Task details – Would you write out the entries below, every one of them, exactly?

Recorded data –
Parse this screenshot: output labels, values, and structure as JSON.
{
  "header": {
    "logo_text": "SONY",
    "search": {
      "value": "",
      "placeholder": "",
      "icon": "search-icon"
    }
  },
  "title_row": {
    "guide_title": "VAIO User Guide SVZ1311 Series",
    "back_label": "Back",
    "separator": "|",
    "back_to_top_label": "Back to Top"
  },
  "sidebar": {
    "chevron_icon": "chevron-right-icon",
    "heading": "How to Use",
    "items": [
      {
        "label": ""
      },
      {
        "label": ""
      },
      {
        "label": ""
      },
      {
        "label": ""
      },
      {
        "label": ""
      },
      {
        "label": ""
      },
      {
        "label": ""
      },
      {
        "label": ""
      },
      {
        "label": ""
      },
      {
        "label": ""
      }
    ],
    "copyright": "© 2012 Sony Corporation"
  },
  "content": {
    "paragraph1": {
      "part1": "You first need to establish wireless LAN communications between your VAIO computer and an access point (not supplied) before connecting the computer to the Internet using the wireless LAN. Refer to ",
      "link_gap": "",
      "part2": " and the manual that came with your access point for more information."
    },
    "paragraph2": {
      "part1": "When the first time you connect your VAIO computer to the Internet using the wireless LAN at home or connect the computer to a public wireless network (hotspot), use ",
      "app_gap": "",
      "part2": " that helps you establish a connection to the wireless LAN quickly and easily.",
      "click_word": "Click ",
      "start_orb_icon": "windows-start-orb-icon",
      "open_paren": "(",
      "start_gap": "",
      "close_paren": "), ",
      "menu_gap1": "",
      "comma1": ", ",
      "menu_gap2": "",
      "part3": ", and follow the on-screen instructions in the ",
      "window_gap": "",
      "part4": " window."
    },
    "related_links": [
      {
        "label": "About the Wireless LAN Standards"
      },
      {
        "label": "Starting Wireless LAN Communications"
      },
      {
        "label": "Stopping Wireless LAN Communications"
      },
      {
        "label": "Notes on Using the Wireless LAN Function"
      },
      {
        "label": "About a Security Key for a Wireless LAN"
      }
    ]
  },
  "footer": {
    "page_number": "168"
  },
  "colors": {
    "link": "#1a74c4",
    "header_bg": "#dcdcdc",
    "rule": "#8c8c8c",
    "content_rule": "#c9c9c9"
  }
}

Answer to the exercise –
Parse this screenshot: output labels, values, and structure as JSON.
{
  "header": {
    "logo_text": "SONY",
    "search": {
      "value": "",
      "placeholder": "",
      "icon": "search-icon"
    }
  },
  "title_row": {
    "guide_title": "VAIO User Guide SVZ1311 Series",
    "back_label": "Back",
    "separator": "|",
    "back_to_top_label": "Back to Top"
  },
  "sidebar": {
    "chevron_icon": "chevron-right-icon",
    "heading": "How to Use",
    "items": [
      {
        "label": ""
      },
      {
        "label": ""
      },
      {
        "label": ""
      },
      {
        "label": ""
      },
      {
        "label": ""
      },
      {
        "label": ""
      },
      {
        "label": ""
      },
      {
        "label": ""
      },
      {
        "label": ""
      },
      {
        "label": ""
      }
    ],
    "copyright": "© 2012 Sony Corporation"
  },
  "content": {
    "paragraph1": {
      "part1": "You first need to establish wireless LAN communications between your VAIO computer and an access point (not supplied) before connecting the computer to the Internet using the wireless LAN. Refer to ",
      "link_gap": "",
      "part2": " and the manual that came with your access point for more information."
    },
    "paragraph2": {
      "part1": "When the first time you connect your VAIO computer to the Internet using the wireless LAN at home or connect the computer to a public wireless network (hotspot), use ",
      "app_gap": "",
      "part2": " that helps you establish a connection to the wireless LAN quickly and easily.",
      "click_word": "Click ",
      "start_orb_icon": "windows-start-orb-icon",
      "open_paren": "(",
      "start_gap": "",
      "close_paren": "), ",
      "menu_gap1": "",
      "comma1": ", ",
      "menu_gap2": "",
      "part3": ", and follow the on-screen instructions in the ",
      "window_gap": "",
      "part4": " window."
    },
    "related_links": [
      {
        "label": "About the Wireless LAN Standards"
      },
      {
        "label": "Starting Wireless LAN Communications"
      },
      {
        "label": "Stopping Wireless LAN Communications"
      },
      {
        "label": "Notes on Using the Wireless LAN Function"
      },
      {
        "label": "About a Security Key for a Wireless LAN"
      }
    ]
  },
  "footer": {
    "page_number": "168"
  },
  "colors": {
    "link": "#1a74c4",
    "header_bg": "#dcdcdc",
    "rule": "#8c8c8c",
    "content_rule": "#c9c9c9"
  }
}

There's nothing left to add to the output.